*ENTRIES PROVIDED:*

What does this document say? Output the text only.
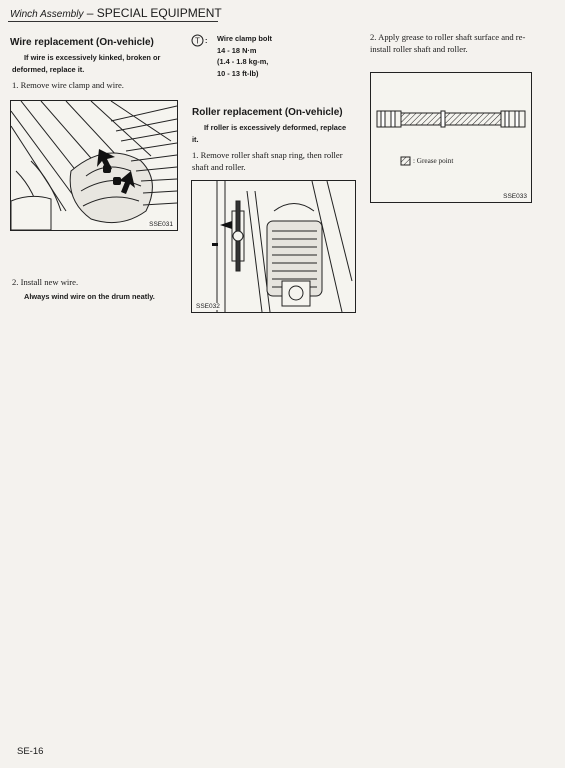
Winch Assembly – SPECIAL EQUIPMENT
Wire replacement (On-vehicle)
If wire is excessively kinked, broken or deformed, replace it.
1. Remove wire clamp and wire.
SSE031
2. Install new wire.
Always wind wire on the drum neatly.
T : Wire clamp bolt
14 - 18 N·m
(1.4 - 1.8 kg-m,
10 - 13 ft-lb)
Roller replacement (On-vehicle)
If roller is excessively deformed, replace it.
1. Remove roller shaft snap ring, then roller shaft and roller.
SSE032
2. Apply grease to roller shaft surface and re-install roller shaft and roller.
: Grease point
SSE033
SE-16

*PROBLEM DETAILS:* Repeat the records word for word. Any picture in them should be left out.

*THE SOLUTION:*
What does this document say? Output the text only.
Winch Assembly – SPECIAL EQUIPMENT
Wire replacement (On-vehicle)
If wire is excessively kinked, broken or deformed, replace it.
1. Remove wire clamp and wire.
SSE031
2. Install new wire.
Always wind wire on the drum neatly.
T : Wire clamp bolt
14 - 18 N·m
(1.4 - 1.8 kg-m,
10 - 13 ft-lb)
Roller replacement (On-vehicle)
If roller is excessively deformed, replace it.
1. Remove roller shaft snap ring, then roller shaft and roller.
SSE032
2. Apply grease to roller shaft surface and re-install roller shaft and roller.
: Grease point
SSE033
SE-16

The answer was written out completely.